Austrian Apple Strudel Vienna-style

Austrian Apple Strudel Vienna-style

Serving amount: 16 portions
Preparation time: about 1 hour
Leavening time: about 2 hour
Baking time: 30-40 minutes

The apple strudel, or Apfelstrudel in German, is probably the most tasty cake an apple could dream of becoming one day. This marvelous pastry is a story that came to life around the 17th century, when the Ottoman Börek fell in love with an Austrian apple. Since then the Strudel of Vienna has traveled the world and astonished people and nations with some virtuous appearances, sometimes flirting with other fillings and doughs but always loyal to its beloved apple.

Growing up in Israel we ate many apple strudels, which were all vegan for the religious reason that the practicing Jews mustn’t ever eat dairy products at the same meal with meat. This cake is so intrinsically assimilated in the east-European Jewish culture that in the Hebrew language the address keyboard sign @ is named “strudel”.

= DATA RECORDS =
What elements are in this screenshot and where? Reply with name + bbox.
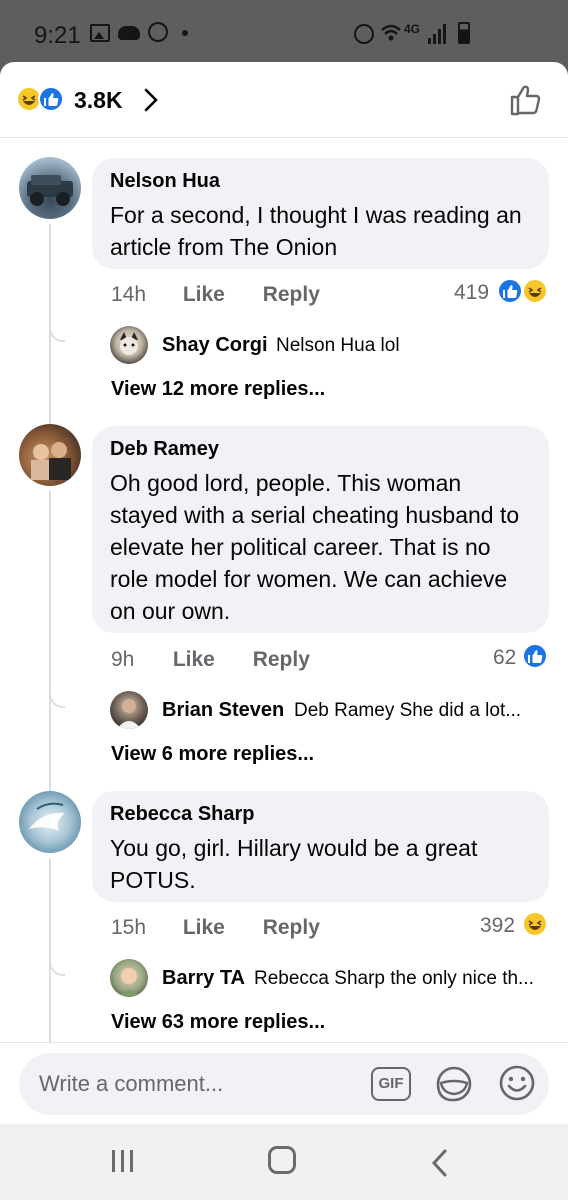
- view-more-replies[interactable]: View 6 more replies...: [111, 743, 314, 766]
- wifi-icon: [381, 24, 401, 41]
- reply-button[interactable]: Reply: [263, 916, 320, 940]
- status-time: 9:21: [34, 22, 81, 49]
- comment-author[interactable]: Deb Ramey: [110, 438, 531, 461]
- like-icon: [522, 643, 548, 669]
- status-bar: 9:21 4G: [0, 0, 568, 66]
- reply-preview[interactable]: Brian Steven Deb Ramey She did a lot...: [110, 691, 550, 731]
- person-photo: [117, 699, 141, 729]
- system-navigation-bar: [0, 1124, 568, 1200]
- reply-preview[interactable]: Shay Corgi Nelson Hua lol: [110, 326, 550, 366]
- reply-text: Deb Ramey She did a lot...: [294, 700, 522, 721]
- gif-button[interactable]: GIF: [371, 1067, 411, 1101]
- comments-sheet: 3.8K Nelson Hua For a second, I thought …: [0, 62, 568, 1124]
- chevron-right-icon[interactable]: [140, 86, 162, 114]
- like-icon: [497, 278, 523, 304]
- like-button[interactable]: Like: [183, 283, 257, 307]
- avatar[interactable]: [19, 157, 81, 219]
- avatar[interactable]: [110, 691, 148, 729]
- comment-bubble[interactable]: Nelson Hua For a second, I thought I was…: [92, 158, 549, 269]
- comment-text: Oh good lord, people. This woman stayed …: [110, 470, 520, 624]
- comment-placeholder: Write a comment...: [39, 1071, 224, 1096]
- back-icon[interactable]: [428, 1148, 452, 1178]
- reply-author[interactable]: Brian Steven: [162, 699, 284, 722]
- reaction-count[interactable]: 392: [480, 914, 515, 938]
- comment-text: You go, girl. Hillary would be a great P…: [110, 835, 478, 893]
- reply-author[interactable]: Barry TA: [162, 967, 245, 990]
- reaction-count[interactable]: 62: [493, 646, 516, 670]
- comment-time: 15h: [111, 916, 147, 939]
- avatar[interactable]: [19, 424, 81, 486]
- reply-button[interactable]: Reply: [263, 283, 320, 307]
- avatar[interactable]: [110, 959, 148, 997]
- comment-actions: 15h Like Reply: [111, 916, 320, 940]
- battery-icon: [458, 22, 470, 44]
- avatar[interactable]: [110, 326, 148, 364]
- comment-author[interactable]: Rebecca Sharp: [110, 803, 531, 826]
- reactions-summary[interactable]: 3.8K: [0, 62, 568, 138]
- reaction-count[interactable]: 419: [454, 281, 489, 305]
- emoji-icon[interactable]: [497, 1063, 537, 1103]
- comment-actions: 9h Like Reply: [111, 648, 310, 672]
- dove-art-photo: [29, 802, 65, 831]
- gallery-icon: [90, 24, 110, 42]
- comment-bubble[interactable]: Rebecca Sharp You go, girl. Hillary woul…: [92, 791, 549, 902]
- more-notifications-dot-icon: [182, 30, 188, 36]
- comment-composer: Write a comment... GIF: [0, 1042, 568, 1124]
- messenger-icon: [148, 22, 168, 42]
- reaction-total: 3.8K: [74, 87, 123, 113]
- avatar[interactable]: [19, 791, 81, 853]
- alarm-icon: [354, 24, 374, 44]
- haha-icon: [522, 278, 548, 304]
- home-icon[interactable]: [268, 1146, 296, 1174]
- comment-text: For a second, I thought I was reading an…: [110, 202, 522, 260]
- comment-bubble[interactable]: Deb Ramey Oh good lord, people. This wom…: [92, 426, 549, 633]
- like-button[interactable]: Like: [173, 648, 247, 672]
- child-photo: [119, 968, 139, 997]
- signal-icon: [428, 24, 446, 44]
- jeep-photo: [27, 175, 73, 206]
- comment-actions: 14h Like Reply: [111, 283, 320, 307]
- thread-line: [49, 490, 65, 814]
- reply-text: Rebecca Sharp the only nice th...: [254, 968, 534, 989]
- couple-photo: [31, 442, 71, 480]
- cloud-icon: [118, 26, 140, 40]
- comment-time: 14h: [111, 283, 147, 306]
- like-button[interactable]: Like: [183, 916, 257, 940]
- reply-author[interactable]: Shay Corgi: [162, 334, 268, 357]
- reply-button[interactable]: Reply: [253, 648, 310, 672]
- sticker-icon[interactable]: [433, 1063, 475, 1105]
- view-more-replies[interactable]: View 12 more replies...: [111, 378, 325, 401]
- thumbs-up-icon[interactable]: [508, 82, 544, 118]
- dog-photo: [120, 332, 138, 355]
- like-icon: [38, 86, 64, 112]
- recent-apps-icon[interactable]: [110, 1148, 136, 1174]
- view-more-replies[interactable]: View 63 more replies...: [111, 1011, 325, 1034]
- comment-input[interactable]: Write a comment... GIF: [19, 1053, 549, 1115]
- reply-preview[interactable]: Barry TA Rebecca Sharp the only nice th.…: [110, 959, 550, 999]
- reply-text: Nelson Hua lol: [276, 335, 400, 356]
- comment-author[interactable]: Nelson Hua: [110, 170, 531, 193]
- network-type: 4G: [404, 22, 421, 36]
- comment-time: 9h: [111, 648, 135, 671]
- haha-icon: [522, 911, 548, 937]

---

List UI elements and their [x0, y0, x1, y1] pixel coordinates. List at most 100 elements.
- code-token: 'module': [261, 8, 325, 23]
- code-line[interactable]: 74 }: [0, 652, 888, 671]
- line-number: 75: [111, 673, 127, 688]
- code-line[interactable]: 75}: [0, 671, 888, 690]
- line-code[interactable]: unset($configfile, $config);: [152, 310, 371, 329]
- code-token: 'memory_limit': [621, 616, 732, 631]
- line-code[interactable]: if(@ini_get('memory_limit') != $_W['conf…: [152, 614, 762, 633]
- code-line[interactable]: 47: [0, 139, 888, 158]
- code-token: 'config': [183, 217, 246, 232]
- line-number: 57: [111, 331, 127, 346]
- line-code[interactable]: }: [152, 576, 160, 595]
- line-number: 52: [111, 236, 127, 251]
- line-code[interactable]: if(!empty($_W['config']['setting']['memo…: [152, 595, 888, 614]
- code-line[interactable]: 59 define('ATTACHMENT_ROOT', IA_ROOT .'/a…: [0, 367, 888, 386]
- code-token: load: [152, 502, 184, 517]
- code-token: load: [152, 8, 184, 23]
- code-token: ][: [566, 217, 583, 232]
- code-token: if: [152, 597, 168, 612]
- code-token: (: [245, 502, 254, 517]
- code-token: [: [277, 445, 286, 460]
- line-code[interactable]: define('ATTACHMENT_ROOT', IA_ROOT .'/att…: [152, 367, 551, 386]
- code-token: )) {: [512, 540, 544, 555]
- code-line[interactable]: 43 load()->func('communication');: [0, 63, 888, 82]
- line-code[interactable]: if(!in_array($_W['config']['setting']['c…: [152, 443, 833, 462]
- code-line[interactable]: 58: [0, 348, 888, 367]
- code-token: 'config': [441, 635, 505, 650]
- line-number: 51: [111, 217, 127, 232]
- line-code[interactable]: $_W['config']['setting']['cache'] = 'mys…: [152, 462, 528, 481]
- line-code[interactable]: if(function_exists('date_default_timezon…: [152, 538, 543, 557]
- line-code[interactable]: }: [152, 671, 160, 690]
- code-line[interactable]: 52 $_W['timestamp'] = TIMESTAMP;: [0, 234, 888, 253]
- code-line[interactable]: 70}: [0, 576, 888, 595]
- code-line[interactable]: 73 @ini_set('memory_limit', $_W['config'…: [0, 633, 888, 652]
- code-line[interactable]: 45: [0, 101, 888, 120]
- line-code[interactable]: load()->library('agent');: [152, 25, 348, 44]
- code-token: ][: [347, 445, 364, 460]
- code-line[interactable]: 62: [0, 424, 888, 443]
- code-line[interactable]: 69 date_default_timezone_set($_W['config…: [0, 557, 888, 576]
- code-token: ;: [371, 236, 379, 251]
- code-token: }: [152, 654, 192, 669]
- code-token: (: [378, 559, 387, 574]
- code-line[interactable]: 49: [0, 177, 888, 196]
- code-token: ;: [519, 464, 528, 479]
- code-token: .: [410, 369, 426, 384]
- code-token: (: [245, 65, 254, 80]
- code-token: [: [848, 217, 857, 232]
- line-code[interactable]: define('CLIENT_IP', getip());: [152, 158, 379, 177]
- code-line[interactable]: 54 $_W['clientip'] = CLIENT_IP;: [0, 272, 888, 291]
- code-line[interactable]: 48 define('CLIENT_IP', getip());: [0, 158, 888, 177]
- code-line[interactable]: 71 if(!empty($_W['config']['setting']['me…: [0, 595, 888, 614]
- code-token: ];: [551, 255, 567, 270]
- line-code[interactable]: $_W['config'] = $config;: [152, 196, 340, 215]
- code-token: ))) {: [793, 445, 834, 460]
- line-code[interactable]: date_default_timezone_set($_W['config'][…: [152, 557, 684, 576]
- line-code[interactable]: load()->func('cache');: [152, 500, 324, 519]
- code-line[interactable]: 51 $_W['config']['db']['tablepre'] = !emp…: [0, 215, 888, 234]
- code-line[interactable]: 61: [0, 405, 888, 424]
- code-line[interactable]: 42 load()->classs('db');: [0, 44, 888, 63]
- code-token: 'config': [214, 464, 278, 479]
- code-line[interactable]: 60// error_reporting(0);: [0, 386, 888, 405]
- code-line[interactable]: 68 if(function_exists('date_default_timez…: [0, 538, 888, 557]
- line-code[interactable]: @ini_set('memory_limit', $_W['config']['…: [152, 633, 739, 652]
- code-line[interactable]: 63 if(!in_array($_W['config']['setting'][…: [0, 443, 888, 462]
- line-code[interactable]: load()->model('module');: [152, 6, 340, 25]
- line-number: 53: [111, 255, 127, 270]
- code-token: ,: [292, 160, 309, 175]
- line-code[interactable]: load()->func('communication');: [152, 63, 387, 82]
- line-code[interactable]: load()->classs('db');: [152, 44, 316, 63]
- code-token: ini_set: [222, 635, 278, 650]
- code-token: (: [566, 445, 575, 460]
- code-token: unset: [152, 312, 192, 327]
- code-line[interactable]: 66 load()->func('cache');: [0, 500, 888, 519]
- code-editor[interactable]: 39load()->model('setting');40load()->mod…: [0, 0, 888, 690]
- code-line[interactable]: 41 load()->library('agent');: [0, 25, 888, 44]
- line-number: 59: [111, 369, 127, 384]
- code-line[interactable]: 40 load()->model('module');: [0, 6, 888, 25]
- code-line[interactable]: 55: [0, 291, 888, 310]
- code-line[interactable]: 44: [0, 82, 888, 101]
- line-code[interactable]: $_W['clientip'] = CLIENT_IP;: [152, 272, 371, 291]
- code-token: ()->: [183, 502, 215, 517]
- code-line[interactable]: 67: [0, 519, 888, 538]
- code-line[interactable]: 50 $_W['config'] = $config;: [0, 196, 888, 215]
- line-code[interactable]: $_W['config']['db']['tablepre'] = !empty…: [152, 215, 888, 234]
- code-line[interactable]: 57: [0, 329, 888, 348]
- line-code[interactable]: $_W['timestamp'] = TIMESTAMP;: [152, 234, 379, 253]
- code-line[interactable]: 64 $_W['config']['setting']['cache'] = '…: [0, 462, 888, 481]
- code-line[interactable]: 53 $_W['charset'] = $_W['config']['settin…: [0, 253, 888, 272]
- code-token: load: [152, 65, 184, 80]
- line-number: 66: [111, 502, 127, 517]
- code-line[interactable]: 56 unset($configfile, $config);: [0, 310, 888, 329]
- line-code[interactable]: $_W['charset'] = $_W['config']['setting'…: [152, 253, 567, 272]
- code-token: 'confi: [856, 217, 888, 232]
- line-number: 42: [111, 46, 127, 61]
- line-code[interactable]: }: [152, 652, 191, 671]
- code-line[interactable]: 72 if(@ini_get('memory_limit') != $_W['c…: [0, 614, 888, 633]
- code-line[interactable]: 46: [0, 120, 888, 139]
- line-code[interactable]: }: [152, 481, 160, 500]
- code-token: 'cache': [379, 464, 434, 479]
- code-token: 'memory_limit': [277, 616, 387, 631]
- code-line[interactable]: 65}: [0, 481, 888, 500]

= THE REQUEST =
Answer from the apple strudel text:
(a) How long is the leavening time?
(b) Around which century did the strudel's story come to life?
(c) What is the @ keyboard sign called in Hebrew?

= TASK RESPONSE =
(a) About 2 hours.
(b) The 17th century.
(c) "Strudel".